▶ WRITTEN TASK
Retype each line exactly. Skip images.

======== EXERCISE DATA

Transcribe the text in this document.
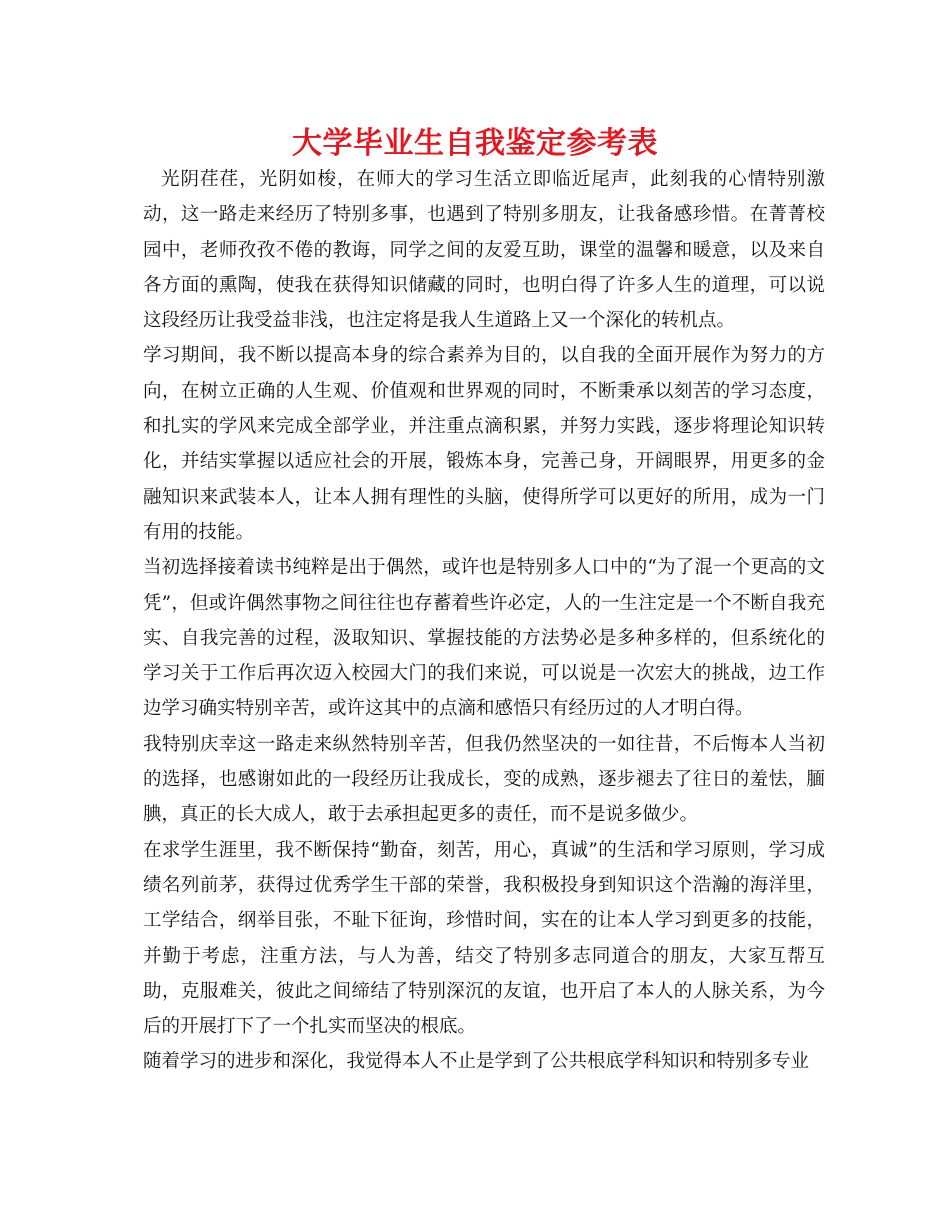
大学毕业生自我鉴定参考表

光阴荏荏，光阴如梭，在师大的学习生活立即临近尾声，此刻我的心情特别激动，这一路走来经历了特别多事，也遇到了特别多朋友，让我备感珍惜。在菁菁校园中，老师孜孜不倦的教诲，同学之间的友爱互助，课堂的温馨和暖意，以及来自各方面的熏陶，使我在获得知识储藏的同时，也明白得了许多人生的道理，可以说这段经历让我受益非浅，也注定将是我人生道路上又一个深化的转机点。

学习期间，我不断以提高本身的综合素养为目的，以自我的全面开展作为努力的方向，在树立正确的人生观、价值观和世界观的同时，不断秉承以刻苦的学习态度，和扎实的学风来完成全部学业，并注重点滴积累，并努力实践，逐步将理论知识转化，并结实掌握以适应社会的开展，锻炼本身，完善己身，开阔眼界，用更多的金融知识来武装本人，让本人拥有理性的头脑，使得所学可以更好的所用，成为一门有用的技能。

当初选择接着读书纯粹是出于偶然，或许也是特别多人口中的“为了混一个更高的文凭”，但或许偶然事物之间往往也存蓄着些许必定，人的一生注定是一个不断自我充实、自我完善的过程，汲取知识、掌握技能的方法势必是多种多样的，但系统化的学习关于工作后再次迈入校园大门的我们来说，可以说是一次宏大的挑战，边工作边学习确实特别辛苦，或许这其中的点滴和感悟只有经历过的人才明白得。

我特别庆幸这一路走来纵然特别辛苦，但我仍然坚决的一如往昔，不后悔本人当初的选择，也感谢如此的一段经历让我成长，变的成熟，逐步褪去了往日的羞怯，腼腆，真正的长大成人，敢于去承担起更多的责任，而不是说多做少。

在求学生涯里，我不断保持“勤奋，刻苦，用心，真诚”的生活和学习原则，学习成绩名列前茅，获得过优秀学生干部的荣誉，我积极投身到知识这个浩瀚的海洋里，工学结合，纲举目张，不耻下征询，珍惜时间，实在的让本人学习到更多的技能，并勤于考虑，注重方法，与人为善，结交了特别多志同道合的朋友，大家互帮互助，克服难关，彼此之间缔结了特别深沉的友谊，也开启了本人的人脉关系，为今后的开展打下了一个扎实而坚决的根底。

随着学习的进步和深化，我觉得本人不止是学到了公共根底学科知识和特别多专业
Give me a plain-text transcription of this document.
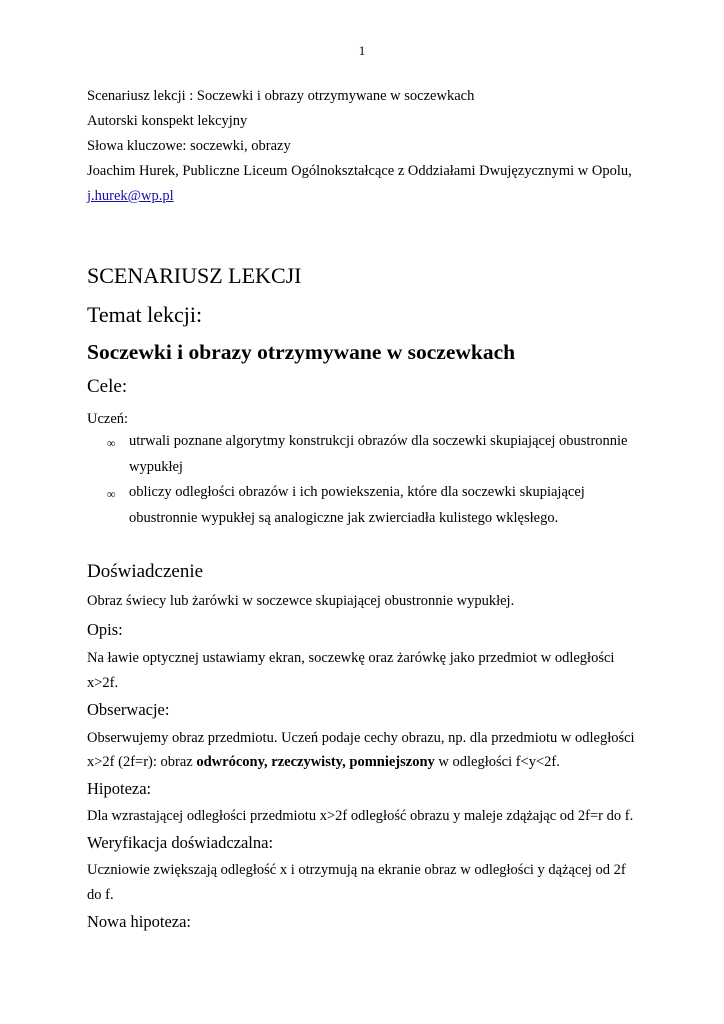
1

Scenariusz lekcji : Soczewki i obrazy otrzymywane w soczewkach

Autorski konspekt lekcyjny

Słowa kluczowe: soczewki, obrazy

Joachim Hurek, Publiczne Liceum Ogólnokształcące z Oddziałami Dwujęzycznymi w Opolu,

j.hurek@wp.pl

SCENARIUSZ LEKCJI
Temat lekcji:
Soczewki i obrazy otrzymywane w soczewkach
Cele:

Uczeń:

∞ utrwali poznane algorytmy konstrukcji obrazów dla soczewki skupiającej obustronnie

wypukłej

∞ obliczy odległości obrazów i ich powiekszenia, które dla soczewki skupiającej

obustronnie wypukłej są analogiczne jak zwierciadła kulistego wklęsłego.

Doświadczenie

Obraz świecy lub żarówki w soczewce skupiającej obustronnie wypukłej.

Opis:

Na ławie optycznej ustawiamy ekran, soczewkę oraz żarówkę jako przedmiot w odległości

x>2f.

Obserwacje:

Obserwujemy obraz przedmiotu. Uczeń podaje cechy obrazu, np. dla przedmiotu w odległości

x>2f (2f=r): obraz odwrócony, rzeczywisty, pomniejszony w odległości f<y<2f.

Hipoteza:

Dla wzrastającej odległości przedmiotu x>2f odległość obrazu y maleje zdążając od 2f=r do f.

Weryfikacja doświadczalna:

Uczniowie zwiększają odległość x i otrzymują na ekranie obraz w odległości y dążącej od 2f

do f.

Nowa hipoteza:
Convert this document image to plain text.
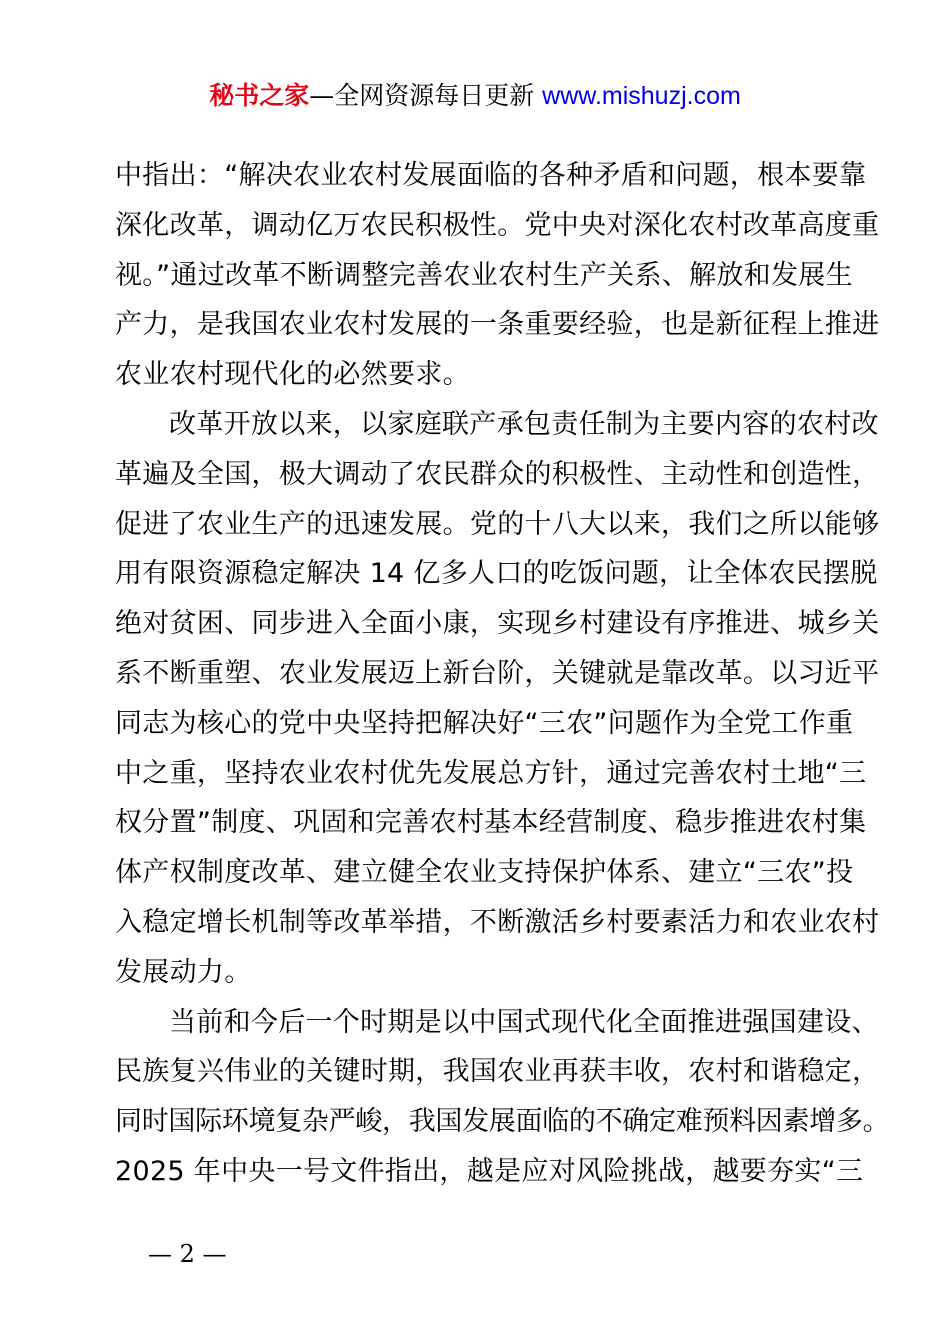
秘书之家—全网资源每日更新 www.mishuzj.com
中指出：“解决农业农村发展面临的各种矛盾和问题，根本要靠
深化改革，调动亿万农民积极性。党中央对深化农村改革高度重
视。”通过改革不断调整完善农业农村生产关系、解放和发展生
产力，是我国农业农村发展的一条重要经验，也是新征程上推进
农业农村现代化的必然要求。
改革开放以来，以家庭联产承包责任制为主要内容的农村改
革遍及全国，极大调动了农民群众的积极性、主动性和创造性，
促进了农业生产的迅速发展。党的十八大以来，我们之所以能够
用有限资源稳定解决 14 亿多人口的吃饭问题，让全体农民摆脱
绝对贫困、同步进入全面小康，实现乡村建设有序推进、城乡关
系不断重塑、农业发展迈上新台阶，关键就是靠改革。以习近平
同志为核心的党中央坚持把解决好“三农”问题作为全党工作重
中之重，坚持农业农村优先发展总方针，通过完善农村土地“三
权分置”制度、巩固和完善农村基本经营制度、稳步推进农村集
体产权制度改革、建立健全农业支持保护体系、建立“三农”投
入稳定增长机制等改革举措，不断激活乡村要素活力和农业农村
发展动力。
当前和今后一个时期是以中国式现代化全面推进强国建设、
民族复兴伟业的关键时期，我国农业再获丰收，农村和谐稳定，
同时国际环境复杂严峻，我国发展面临的不确定难预料因素增多。
2025 年中央一号文件指出，越是应对风险挑战，越要夯实“三
— 2 —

================

▶ ANSWER TO THE TASK
Transcribe the text in this document.
大学毕业生自我鉴定参考表

光阴荏荏，光阴如梭，在师大的学习生活立即临近尾声，此刻我的心情特别激动，这一路走来经历了特别多事，也遇到了特别多朋友，让我备感珍惜。在菁菁校园中，老师孜孜不倦的教诲，同学之间的友爱互助，课堂的温馨和暖意，以及来自各方面的熏陶，使我在获得知识储藏的同时，也明白得了许多人生的道理，可以说这段经历让我受益非浅，也注定将是我人生道路上又一个深化的转机点。

学习期间，我不断以提高本身的综合素养为目的，以自我的全面开展作为努力的方向，在树立正确的人生观、价值观和世界观的同时，不断秉承以刻苦的学习态度，和扎实的学风来完成全部学业，并注重点滴积累，并努力实践，逐步将理论知识转化，并结实掌握以适应社会的开展，锻炼本身，完善己身，开阔眼界，用更多的金融知识来武装本人，让本人拥有理性的头脑，使得所学可以更好的所用，成为一门有用的技能。

当初选择接着读书纯粹是出于偶然，或许也是特别多人口中的“为了混一个更高的文凭”，但或许偶然事物之间往往也存蓄着些许必定，人的一生注定是一个不断自我充实、自我完善的过程，汲取知识、掌握技能的方法势必是多种多样的，但系统化的学习关于工作后再次迈入校园大门的我们来说，可以说是一次宏大的挑战，边工作边学习确实特别辛苦，或许这其中的点滴和感悟只有经历过的人才明白得。

我特别庆幸这一路走来纵然特别辛苦，但我仍然坚决的一如往昔，不后悔本人当初的选择，也感谢如此的一段经历让我成长，变的成熟，逐步褪去了往日的羞怯，腼腆，真正的长大成人，敢于去承担起更多的责任，而不是说多做少。

在求学生涯里，我不断保持“勤奋，刻苦，用心，真诚”的生活和学习原则，学习成绩名列前茅，获得过优秀学生干部的荣誉，我积极投身到知识这个浩瀚的海洋里，工学结合，纲举目张，不耻下征询，珍惜时间，实在的让本人学习到更多的技能，并勤于考虑，注重方法，与人为善，结交了特别多志同道合的朋友，大家互帮互助，克服难关，彼此之间缔结了特别深沉的友谊，也开启了本人的人脉关系，为今后的开展打下了一个扎实而坚决的根底。

随着学习的进步和深化，我觉得本人不止是学到了公共根底学科知识和特别多专业
Give me a plain-text transcription of this document.
1

Scenariusz lekcji : Soczewki i obrazy otrzymywane w soczewkach

Autorski konspekt lekcyjny

Słowa kluczowe: soczewki, obrazy

Joachim Hurek, Publiczne Liceum Ogólnokształcące z Oddziałami Dwujęzycznymi w Opolu,

j.hurek@wp.pl

SCENARIUSZ LEKCJI
Temat lekcji:
Soczewki i obrazy otrzymywane w soczewkach
Cele:

Uczeń:

∞ utrwali poznane algorytmy konstrukcji obrazów dla soczewki skupiającej obustronnie

wypukłej

∞ obliczy odległości obrazów i ich powiekszenia, które dla soczewki skupiającej

obustronnie wypukłej są analogiczne jak zwierciadła kulistego wklęsłego.

Doświadczenie

Obraz świecy lub żarówki w soczewce skupiającej obustronnie wypukłej.

Opis:

Na ławie optycznej ustawiamy ekran, soczewkę oraz żarówkę jako przedmiot w odległości

x>2f.

Obserwacje:

Obserwujemy obraz przedmiotu. Uczeń podaje cechy obrazu, np. dla przedmiotu w odległości

x>2f (2f=r): obraz odwrócony, rzeczywisty, pomniejszony w odległości f<y<2f.

Hipoteza:

Dla wzrastającej odległości przedmiotu x>2f odległość obrazu y maleje zdążając od 2f=r do f.

Weryfikacja doświadczalna:

Uczniowie zwiększają odległość x i otrzymują na ekranie obraz w odległości y dążącej od 2f

do f.

Nowa hipoteza:
Convert this document image to plain text.
秘书之家—全网资源每日更新 www.mishuzj.com
中指出：“解决农业农村发展面临的各种矛盾和问题，根本要靠
深化改革，调动亿万农民积极性。党中央对深化农村改革高度重
视。”通过改革不断调整完善农业农村生产关系、解放和发展生
产力，是我国农业农村发展的一条重要经验，也是新征程上推进
农业农村现代化的必然要求。
改革开放以来，以家庭联产承包责任制为主要内容的农村改
革遍及全国，极大调动了农民群众的积极性、主动性和创造性，
促进了农业生产的迅速发展。党的十八大以来，我们之所以能够
用有限资源稳定解决 14 亿多人口的吃饭问题，让全体农民摆脱
绝对贫困、同步进入全面小康，实现乡村建设有序推进、城乡关
系不断重塑、农业发展迈上新台阶，关键就是靠改革。以习近平
同志为核心的党中央坚持把解决好“三农”问题作为全党工作重
中之重，坚持农业农村优先发展总方针，通过完善农村土地“三
权分置”制度、巩固和完善农村基本经营制度、稳步推进农村集
体产权制度改革、建立健全农业支持保护体系、建立“三农”投
入稳定增长机制等改革举措，不断激活乡村要素活力和农业农村
发展动力。
当前和今后一个时期是以中国式现代化全面推进强国建设、
民族复兴伟业的关键时期，我国农业再获丰收，农村和谐稳定，
同时国际环境复杂严峻，我国发展面临的不确定难预料因素增多。
2025 年中央一号文件指出，越是应对风险挑战，越要夯实“三
— 2 —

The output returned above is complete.